----- Task material

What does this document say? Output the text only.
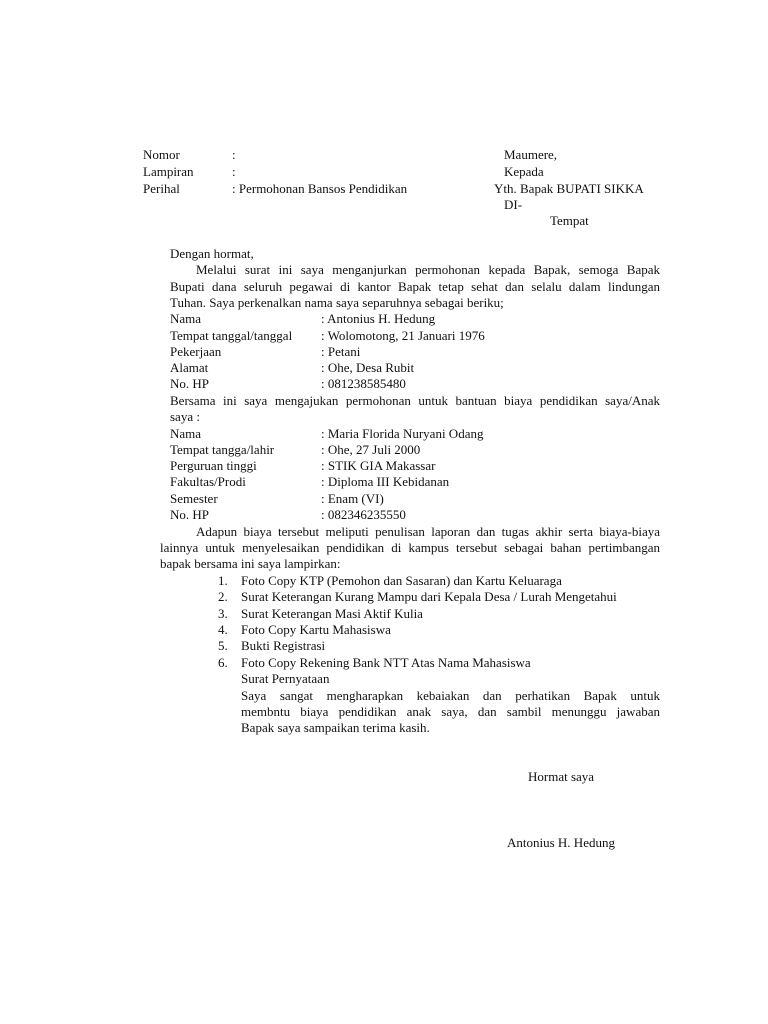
Nomor	:
Lampiran	:
Perihal	: Permohonan Bansos Pendidikan
Maumere,
Kepada
Yth. Bapak BUPATI SIKKA
DI-
Tempat
Dengan hormat,
Melalui surat ini saya menganjurkan permohonan kepada Bapak, semoga Bapak
Bupati dana seluruh pegawai di kantor Bapak tetap sehat dan selalu dalam lindungan
Tuhan. Saya perkenalkan nama saya separuhnya sebagai beriku;
Nama	: Antonius H. Hedung
Tempat tanggal/tanggal : Wolomotong, 21 Januari 1976
Pekerjaan	: Petani
Alamat	: Ohe, Desa Rubit
No. HP	: 081238585480
Bersama ini saya mengajukan permohonan untuk bantuan biaya pendidikan saya/Anak
saya :
Nama	: Maria Florida Nuryani Odang
Tempat tangga/lahir	: Ohe, 27 Juli 2000
Perguruan tinggi	: STIK GIA Makassar
Fakultas/Prodi	: Diploma III Kebidanan
Semester	: Enam (VI)
No. HP	: 082346235550
Adapun biaya tersebut meliputi penulisan laporan dan tugas akhir serta biaya-biaya
lainnya untuk menyelesaikan pendidikan di kampus tersebut sebagai bahan pertimbangan
bapak bersama ini saya lampirkan:
1. Foto Copy KTP (Pemohon dan Sasaran) dan Kartu Keluaraga
2. Surat Keterangan Kurang Mampu dari Kepala Desa / Lurah Mengetahui
3. Surat Keterangan Masi Aktif Kulia
4. Foto Copy Kartu Mahasiswa
5. Bukti Registrasi
6. Foto Copy Rekening Bank NTT Atas Nama Mahasiswa
Surat Pernyataan
Saya sangat mengharapkan kebaiakan dan perhatikan Bapak untuk
membntu biaya pendidikan anak saya, dan sambil menunggu jawaban
Bapak saya sampaikan terima kasih.
Hormat saya
Antonius H. Hedung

----------

■ Goal of the exercise ■
Copy all the data exactly as written, but skip any picture.

■ Complete response ■
What does this document say? Output the text only.
Nomor	:
Lampiran	:
Perihal	: Permohonan Bansos Pendidikan
Maumere,
Kepada
Yth. Bapak BUPATI SIKKA
DI-
Tempat
Dengan hormat,
Melalui surat ini saya menganjurkan permohonan kepada Bapak, semoga Bapak
Bupati dana seluruh pegawai di kantor Bapak tetap sehat dan selalu dalam lindungan
Tuhan. Saya perkenalkan nama saya separuhnya sebagai beriku;
Nama	: Antonius H. Hedung
Tempat tanggal/tanggal : Wolomotong, 21 Januari 1976
Pekerjaan	: Petani
Alamat	: Ohe, Desa Rubit
No. HP	: 081238585480
Bersama ini saya mengajukan permohonan untuk bantuan biaya pendidikan saya/Anak
saya :
Nama	: Maria Florida Nuryani Odang
Tempat tangga/lahir	: Ohe, 27 Juli 2000
Perguruan tinggi	: STIK GIA Makassar
Fakultas/Prodi	: Diploma III Kebidanan
Semester	: Enam (VI)
No. HP	: 082346235550
Adapun biaya tersebut meliputi penulisan laporan dan tugas akhir serta biaya-biaya
lainnya untuk menyelesaikan pendidikan di kampus tersebut sebagai bahan pertimbangan
bapak bersama ini saya lampirkan:
1. Foto Copy KTP (Pemohon dan Sasaran) dan Kartu Keluaraga
2. Surat Keterangan Kurang Mampu dari Kepala Desa / Lurah Mengetahui
3. Surat Keterangan Masi Aktif Kulia
4. Foto Copy Kartu Mahasiswa
5. Bukti Registrasi
6. Foto Copy Rekening Bank NTT Atas Nama Mahasiswa
Surat Pernyataan
Saya sangat mengharapkan kebaiakan dan perhatikan Bapak untuk
membntu biaya pendidikan anak saya, dan sambil menunggu jawaban
Bapak saya sampaikan terima kasih.
Hormat saya
Antonius H. Hedung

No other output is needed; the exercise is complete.